> _TASK OBJECTIVE_:
Transcribe all records exactly.

> _RECORD EXTRACTS_:
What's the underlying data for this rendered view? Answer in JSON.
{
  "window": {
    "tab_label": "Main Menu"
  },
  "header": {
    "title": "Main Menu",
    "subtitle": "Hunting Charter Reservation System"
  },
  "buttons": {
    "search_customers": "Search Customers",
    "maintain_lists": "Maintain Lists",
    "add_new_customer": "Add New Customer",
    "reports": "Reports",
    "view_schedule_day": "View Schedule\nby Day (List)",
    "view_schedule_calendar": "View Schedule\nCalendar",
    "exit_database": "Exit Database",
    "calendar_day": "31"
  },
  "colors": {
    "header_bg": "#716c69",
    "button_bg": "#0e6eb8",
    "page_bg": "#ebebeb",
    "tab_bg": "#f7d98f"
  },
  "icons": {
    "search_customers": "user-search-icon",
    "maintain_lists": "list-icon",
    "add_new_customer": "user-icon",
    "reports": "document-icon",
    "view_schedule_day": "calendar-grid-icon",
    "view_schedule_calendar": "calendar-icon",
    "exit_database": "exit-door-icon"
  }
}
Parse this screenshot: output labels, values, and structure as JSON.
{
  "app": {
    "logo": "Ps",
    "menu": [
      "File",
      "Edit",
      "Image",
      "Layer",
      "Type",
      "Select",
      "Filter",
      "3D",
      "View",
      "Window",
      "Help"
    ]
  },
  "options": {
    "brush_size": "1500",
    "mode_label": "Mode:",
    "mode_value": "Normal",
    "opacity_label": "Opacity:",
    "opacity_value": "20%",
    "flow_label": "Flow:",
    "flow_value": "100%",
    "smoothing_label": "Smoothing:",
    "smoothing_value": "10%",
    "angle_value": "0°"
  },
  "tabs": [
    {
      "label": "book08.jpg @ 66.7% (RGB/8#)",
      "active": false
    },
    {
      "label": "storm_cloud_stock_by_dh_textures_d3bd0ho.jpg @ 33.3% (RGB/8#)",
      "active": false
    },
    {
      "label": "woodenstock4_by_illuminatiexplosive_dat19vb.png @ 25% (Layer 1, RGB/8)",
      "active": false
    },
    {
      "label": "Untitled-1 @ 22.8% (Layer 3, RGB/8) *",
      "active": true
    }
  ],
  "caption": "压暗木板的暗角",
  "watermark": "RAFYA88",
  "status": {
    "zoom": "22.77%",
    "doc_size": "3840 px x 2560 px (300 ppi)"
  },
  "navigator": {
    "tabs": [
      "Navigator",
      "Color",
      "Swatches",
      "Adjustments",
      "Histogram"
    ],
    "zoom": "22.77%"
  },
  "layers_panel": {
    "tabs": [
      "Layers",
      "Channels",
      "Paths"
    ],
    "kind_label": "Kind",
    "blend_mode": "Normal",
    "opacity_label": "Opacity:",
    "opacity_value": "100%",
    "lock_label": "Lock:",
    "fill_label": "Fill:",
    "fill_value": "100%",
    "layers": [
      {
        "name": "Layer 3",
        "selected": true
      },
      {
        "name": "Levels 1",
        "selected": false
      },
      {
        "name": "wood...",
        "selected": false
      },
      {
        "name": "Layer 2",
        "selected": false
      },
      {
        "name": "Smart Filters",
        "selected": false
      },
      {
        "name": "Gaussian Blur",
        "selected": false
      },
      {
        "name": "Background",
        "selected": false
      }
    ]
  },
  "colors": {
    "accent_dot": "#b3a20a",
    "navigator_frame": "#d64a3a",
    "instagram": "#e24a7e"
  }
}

> _OUTPUT BELOW_:
What's the underlying data for this rendered view? Answer in JSON.
{
  "window": {
    "tab_label": "Main Menu"
  },
  "header": {
    "title": "Main Menu",
    "subtitle": "Hunting Charter Reservation System"
  },
  "buttons": {
    "search_customers": "Search Customers",
    "maintain_lists": "Maintain Lists",
    "add_new_customer": "Add New Customer",
    "reports": "Reports",
    "view_schedule_day": "View Schedule\nby Day (List)",
    "view_schedule_calendar": "View Schedule\nCalendar",
    "exit_database": "Exit Database",
    "calendar_day": "31"
  },
  "colors": {
    "header_bg": "#716c69",
    "button_bg": "#0e6eb8",
    "page_bg": "#ebebeb",
    "tab_bg": "#f7d98f"
  },
  "icons": {
    "search_customers": "user-search-icon",
    "maintain_lists": "list-icon",
    "add_new_customer": "user-icon",
    "reports": "document-icon",
    "view_schedule_day": "calendar-grid-icon",
    "view_schedule_calendar": "calendar-icon",
    "exit_database": "exit-door-icon"
  }
}
Parse this screenshot: output labels, values, and structure as JSON.
{
  "app": {
    "logo": "Ps",
    "menu": [
      "File",
      "Edit",
      "Image",
      "Layer",
      "Type",
      "Select",
      "Filter",
      "3D",
      "View",
      "Window",
      "Help"
    ]
  },
  "options": {
    "brush_size": "1500",
    "mode_label": "Mode:",
    "mode_value": "Normal",
    "opacity_label": "Opacity:",
    "opacity_value": "20%",
    "flow_label": "Flow:",
    "flow_value": "100%",
    "smoothing_label": "Smoothing:",
    "smoothing_value": "10%",
    "angle_value": "0°"
  },
  "tabs": [
    {
      "label": "book08.jpg @ 66.7% (RGB/8#)",
      "active": false
    },
    {
      "label": "storm_cloud_stock_by_dh_textures_d3bd0ho.jpg @ 33.3% (RGB/8#)",
      "active": false
    },
    {
      "label": "woodenstock4_by_illuminatiexplosive_dat19vb.png @ 25% (Layer 1, RGB/8)",
      "active": false
    },
    {
      "label": "Untitled-1 @ 22.8% (Layer 3, RGB/8) *",
      "active": true
    }
  ],
  "caption": "压暗木板的暗角",
  "watermark": "RAFYA88",
  "status": {
    "zoom": "22.77%",
    "doc_size": "3840 px x 2560 px (300 ppi)"
  },
  "navigator": {
    "tabs": [
      "Navigator",
      "Color",
      "Swatches",
      "Adjustments",
      "Histogram"
    ],
    "zoom": "22.77%"
  },
  "layers_panel": {
    "tabs": [
      "Layers",
      "Channels",
      "Paths"
    ],
    "kind_label": "Kind",
    "blend_mode": "Normal",
    "opacity_label": "Opacity:",
    "opacity_value": "100%",
    "lock_label": "Lock:",
    "fill_label": "Fill:",
    "fill_value": "100%",
    "layers": [
      {
        "name": "Layer 3",
        "selected": true
      },
      {
        "name": "Levels 1",
        "selected": false
      },
      {
        "name": "wood...",
        "selected": false
      },
      {
        "name": "Layer 2",
        "selected": false
      },
      {
        "name": "Smart Filters",
        "selected": false
      },
      {
        "name": "Gaussian Blur",
        "selected": false
      },
      {
        "name": "Background",
        "selected": false
      }
    ]
  },
  "colors": {
    "accent_dot": "#b3a20a",
    "navigator_frame": "#d64a3a",
    "instagram": "#e24a7e"
  }
}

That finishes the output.